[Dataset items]
[START]
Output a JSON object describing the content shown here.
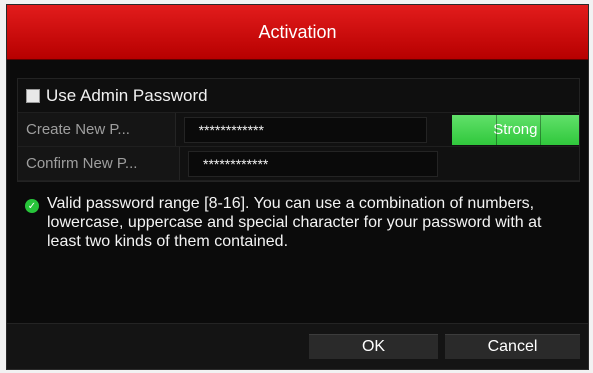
{
  "dialog": {
    "title": "Activation"
  },
  "admin_password": {
    "label": "Use Admin Password",
    "checked": false
  },
  "fields": [
    {
      "label": "Create New P...",
      "value": "************"
    },
    {
      "label": "Confirm New P...",
      "value": "************"
    }
  ],
  "password_strength": "Strong",
  "info": {
    "icon": "check-circle-icon",
    "text": "Valid password range [8-16]. You can use a combination of numbers, lowercase, uppercase and special character for your password with at least two kinds of them contained."
  },
  "buttons": {
    "ok": "OK",
    "cancel": "Cancel"
  },
  "colors": {
    "title_bar": "#d60000",
    "strength": "#39c845",
    "valid_icon": "#27c53a"
  }
}
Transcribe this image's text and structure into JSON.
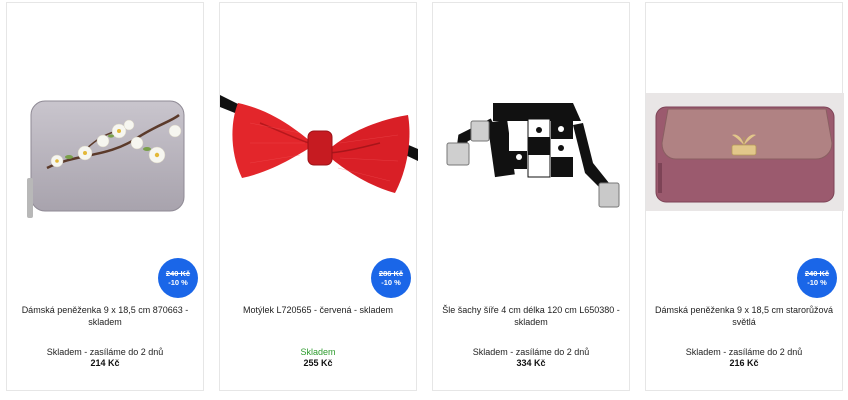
{
  "products": [
    {
      "name": "Dámská peněženka 9 x 18,5 cm 870663 - skladem",
      "image": "lavender-wallet-with-blossoms",
      "old_price": "240 Kč",
      "discount": "-10 %",
      "stock": "Skladem - zasíláme do 2 dnů",
      "price": "214 Kč"
    },
    {
      "name": "Motýlek L720565 - červená - skladem",
      "image": "red-bow-tie",
      "old_price": "286 Kč",
      "discount": "-10 %",
      "stock": "Skladem",
      "stock_color": "#2e9b2e",
      "price": "255 Kč"
    },
    {
      "name": "Šle šachy šíře 4 cm délka 120 cm L650380 - skladem",
      "image": "chess-pattern-suspenders",
      "stock": "Skladem - zasíláme do 2 dnů",
      "price": "334 Kč"
    },
    {
      "name": "Dámská peněženka 9 x 18,5 cm starorůžová světlá",
      "image": "pink-wallet-with-clasp",
      "old_price": "240 Kč",
      "discount": "-10 %",
      "stock": "Skladem - zasíláme do 2 dnů",
      "price": "216 Kč"
    }
  ],
  "colors": {
    "badge": "#1a66e8",
    "in_stock": "#2e9b2e"
  }
}
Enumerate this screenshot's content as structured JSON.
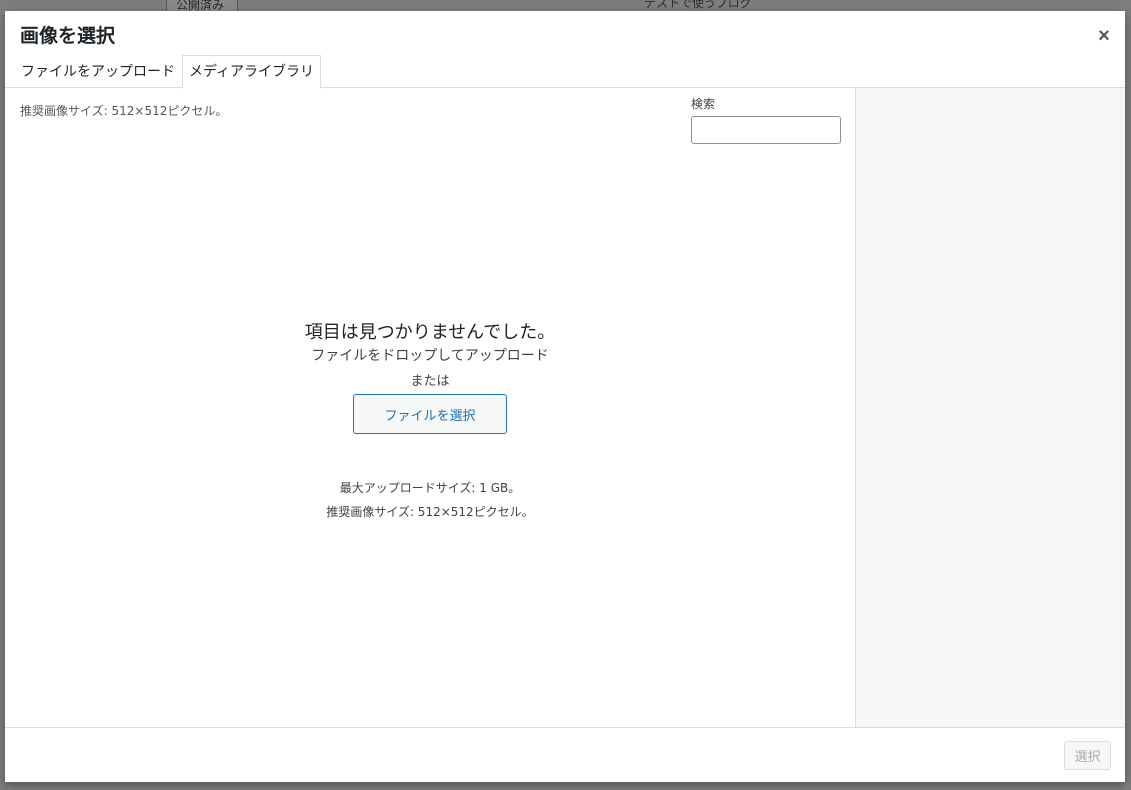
{
  "modal": {
    "title": "画像を選択",
    "close_label": "×"
  },
  "tabs": [
    {
      "label": "ファイルをアップロード",
      "active": false
    },
    {
      "label": "メディアライブラリ",
      "active": true
    }
  ],
  "content": {
    "recommended_size_top": "推奨画像サイズ: 512×512ピクセル。",
    "search_label": "検索",
    "search_value": "",
    "empty_title": "項目は見つかりませんでした。",
    "drop_text": "ファイルをドロップしてアップロード",
    "or_text": "または",
    "select_file_label": "ファイルを選択",
    "max_upload": "最大アップロードサイズ: 1 GB。",
    "recommended_size_bottom": "推奨画像サイズ: 512×512ピクセル。"
  },
  "footer": {
    "select_label": "選択",
    "select_disabled": true
  },
  "background": {
    "snippet_top_left": "公開済み",
    "snippet_top_center": "テストで使うブログ"
  },
  "colors": {
    "accent": "#2271b1",
    "sidebar_bg": "#f6f7f7",
    "border": "#dcdcde"
  }
}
[END]
Given exercise:
Write every entry out again exactly, dropping the pictures.

Task response:
Output a JSON object describing the content shown here.
{
  "dialog": {
    "title": "Activation"
  },
  "admin_password": {
    "label": "Use Admin Password",
    "checked": false
  },
  "fields": [
    {
      "label": "Create New P...",
      "value": "************"
    },
    {
      "label": "Confirm New P...",
      "value": "************"
    }
  ],
  "password_strength": "Strong",
  "info": {
    "icon": "check-circle-icon",
    "text": "Valid password range [8-16]. You can use a combination of numbers, lowercase, uppercase and special character for your password with at least two kinds of them contained."
  },
  "buttons": {
    "ok": "OK",
    "cancel": "Cancel"
  },
  "colors": {
    "title_bar": "#d60000",
    "strength": "#39c845",
    "valid_icon": "#27c53a"
  }
}
Transcribe this image's text and structure into JSON.
{
  "products": [
    {
      "name": "Dámská peněženka 9 x 18,5 cm 870663 - skladem",
      "image": "lavender-wallet-with-blossoms",
      "old_price": "240 Kč",
      "discount": "-10 %",
      "stock": "Skladem - zasíláme do 2 dnů",
      "price": "214 Kč"
    },
    {
      "name": "Motýlek L720565 - červená - skladem",
      "image": "red-bow-tie",
      "old_price": "286 Kč",
      "discount": "-10 %",
      "stock": "Skladem",
      "stock_color": "#2e9b2e",
      "price": "255 Kč"
    },
    {
      "name": "Šle šachy šíře 4 cm délka 120 cm L650380 - skladem",
      "image": "chess-pattern-suspenders",
      "stock": "Skladem - zasíláme do 2 dnů",
      "price": "334 Kč"
    },
    {
      "name": "Dámská peněženka 9 x 18,5 cm starorůžová světlá",
      "image": "pink-wallet-with-clasp",
      "old_price": "240 Kč",
      "discount": "-10 %",
      "stock": "Skladem - zasíláme do 2 dnů",
      "price": "216 Kč"
    }
  ],
  "colors": {
    "badge": "#1a66e8",
    "in_stock": "#2e9b2e"
  }
}
Enumerate this screenshot's content as structured JSON.
{
  "modal": {
    "title": "画像を選択",
    "close_label": "×"
  },
  "tabs": [
    {
      "label": "ファイルをアップロード",
      "active": false
    },
    {
      "label": "メディアライブラリ",
      "active": true
    }
  ],
  "content": {
    "recommended_size_top": "推奨画像サイズ: 512×512ピクセル。",
    "search_label": "検索",
    "search_value": "",
    "empty_title": "項目は見つかりませんでした。",
    "drop_text": "ファイルをドロップしてアップロード",
    "or_text": "または",
    "select_file_label": "ファイルを選択",
    "max_upload": "最大アップロードサイズ: 1 GB。",
    "recommended_size_bottom": "推奨画像サイズ: 512×512ピクセル。"
  },
  "footer": {
    "select_label": "選択",
    "select_disabled": true
  },
  "background": {
    "snippet_top_left": "公開済み",
    "snippet_top_center": "テストで使うブログ"
  },
  "colors": {
    "accent": "#2271b1",
    "sidebar_bg": "#f6f7f7",
    "border": "#dcdcde"
  }
}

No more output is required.